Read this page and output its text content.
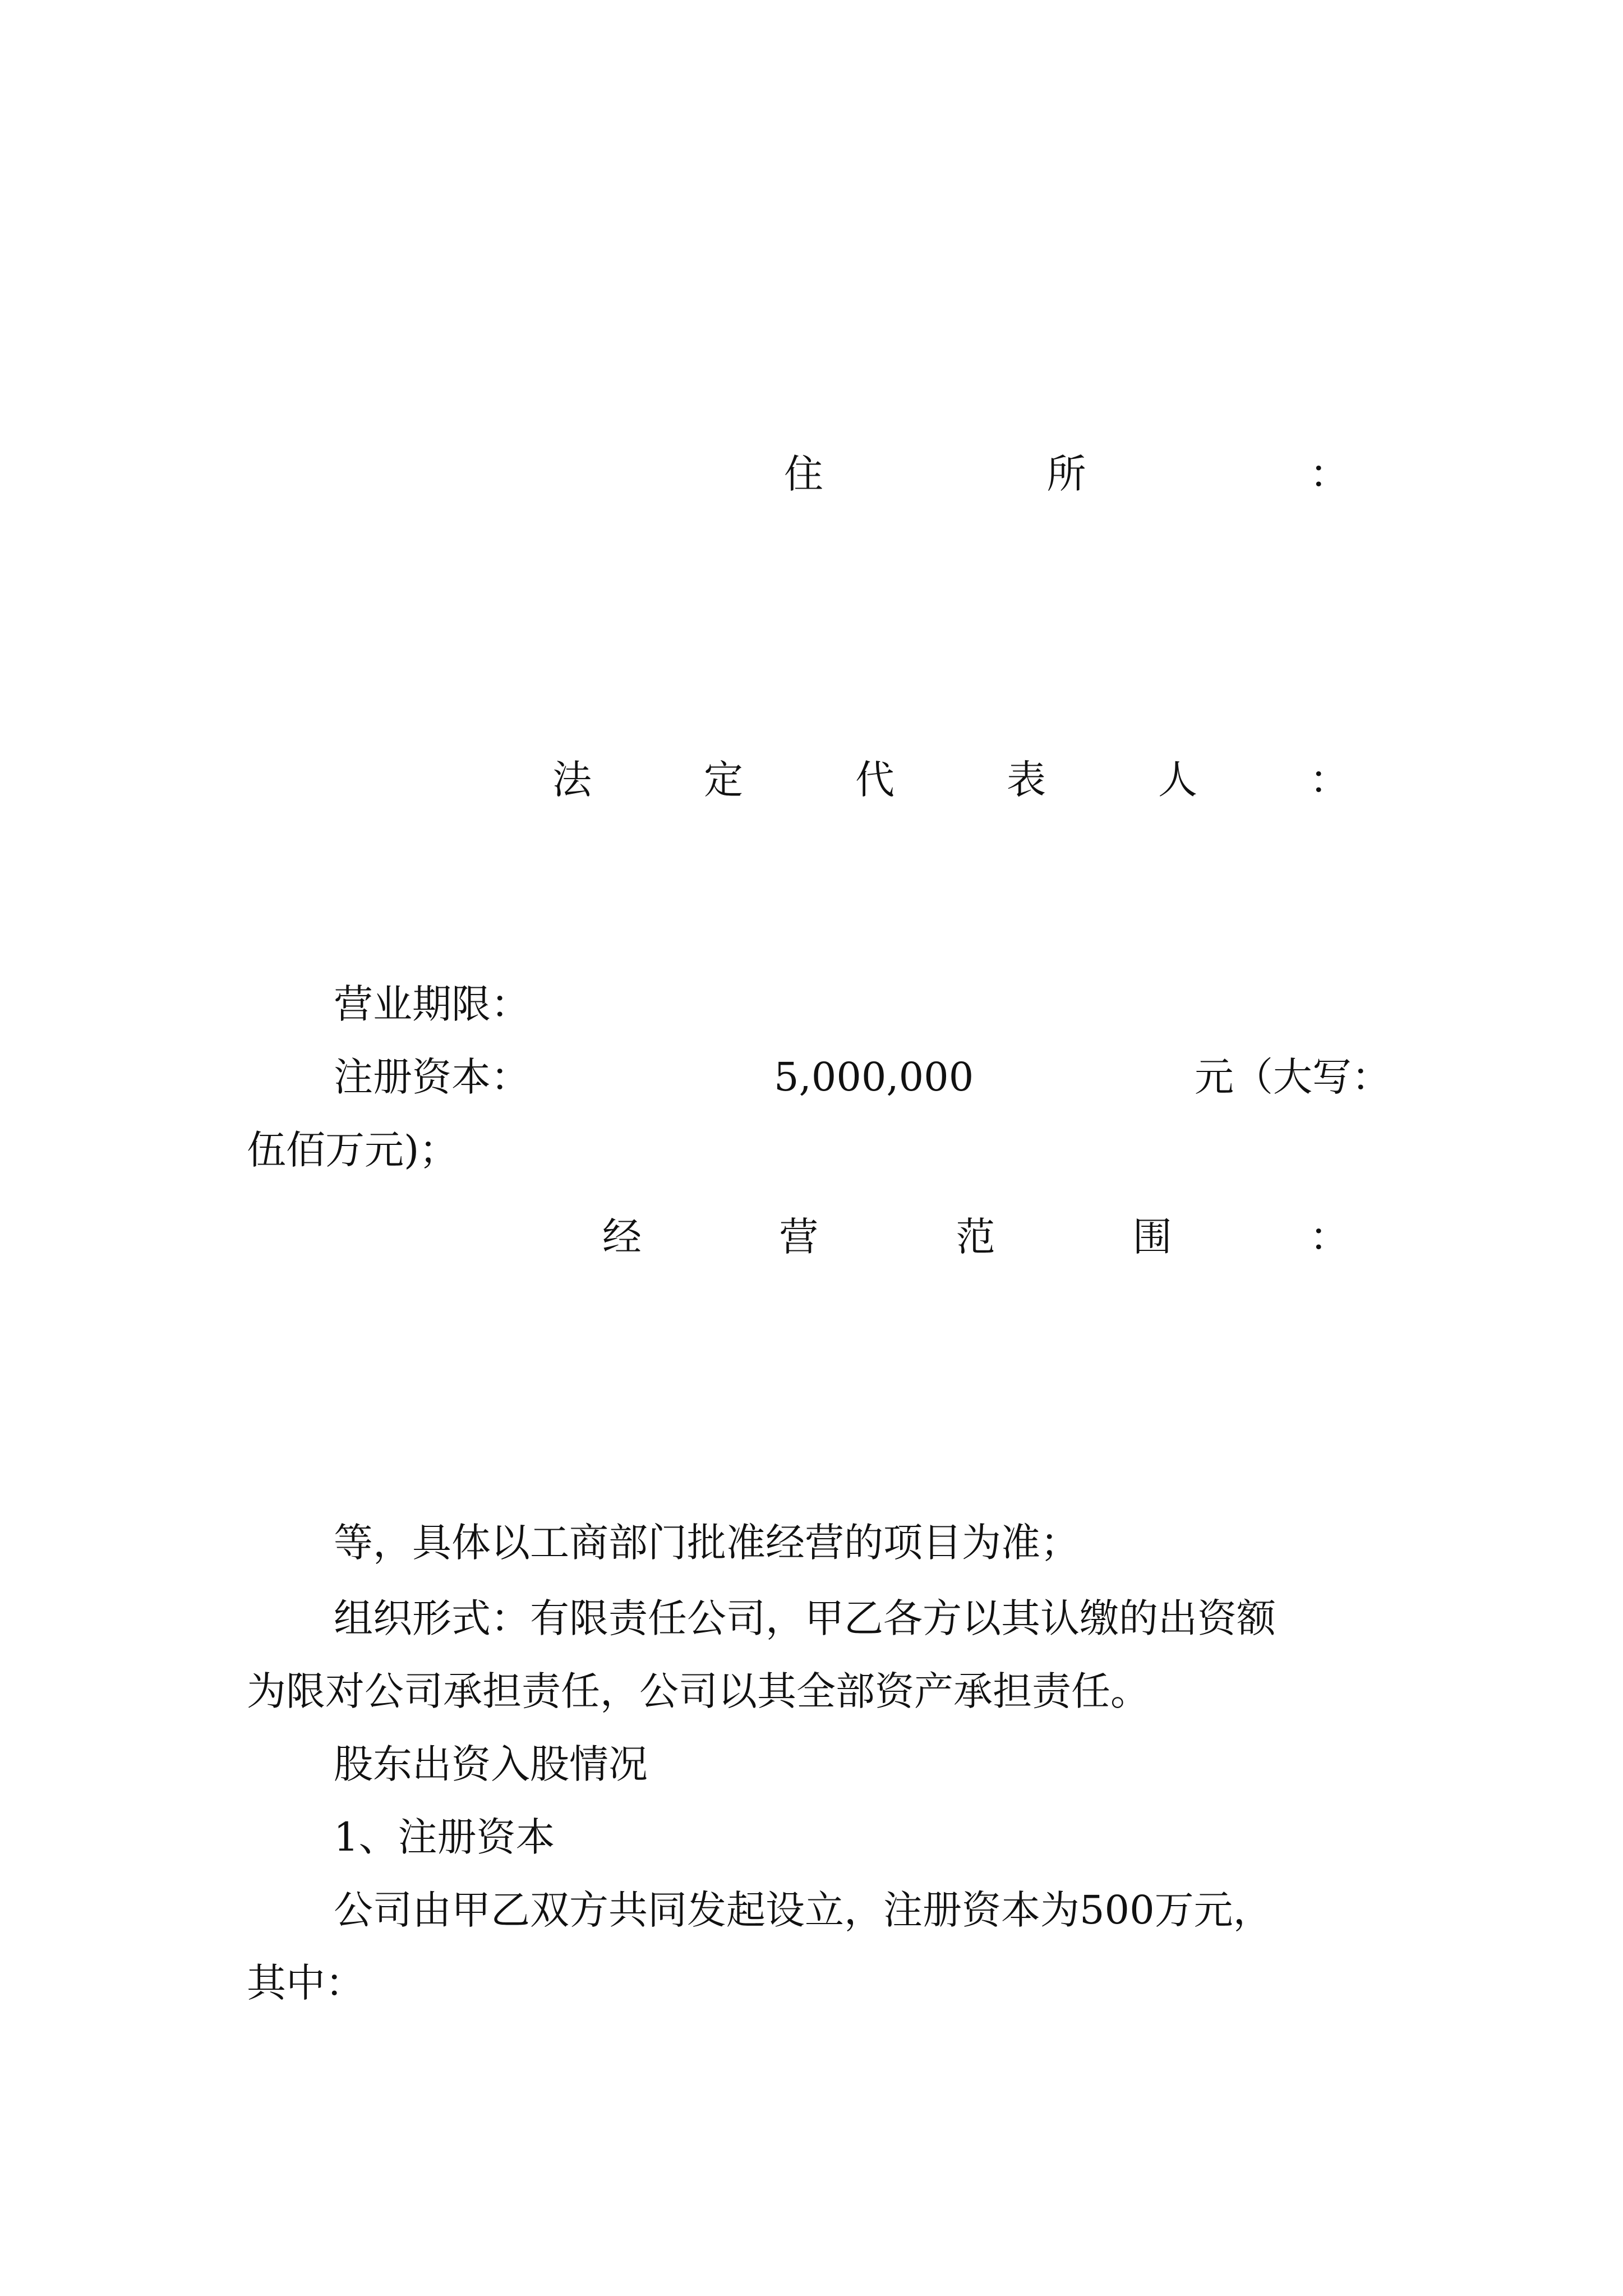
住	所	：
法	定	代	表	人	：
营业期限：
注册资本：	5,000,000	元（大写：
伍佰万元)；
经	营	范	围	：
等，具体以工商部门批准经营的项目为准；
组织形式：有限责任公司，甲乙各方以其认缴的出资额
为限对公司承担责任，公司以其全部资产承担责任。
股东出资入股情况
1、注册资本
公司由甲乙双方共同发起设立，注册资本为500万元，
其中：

PROBLEM DESCRIPTION:
Quote all the lines above exactly as given. Do not include the pictures.

SOLUTION FOR THIS PROBLEM:
Read this page and output its text content.
住	所	：
法	定	代	表	人	：
营业期限：
注册资本：	5,000,000	元（大写：
伍佰万元)；
经	营	范	围	：
等，具体以工商部门批准经营的项目为准；
组织形式：有限责任公司，甲乙各方以其认缴的出资额
为限对公司承担责任，公司以其全部资产承担责任。
股东出资入股情况
1、注册资本
公司由甲乙双方共同发起设立，注册资本为500万元，
其中：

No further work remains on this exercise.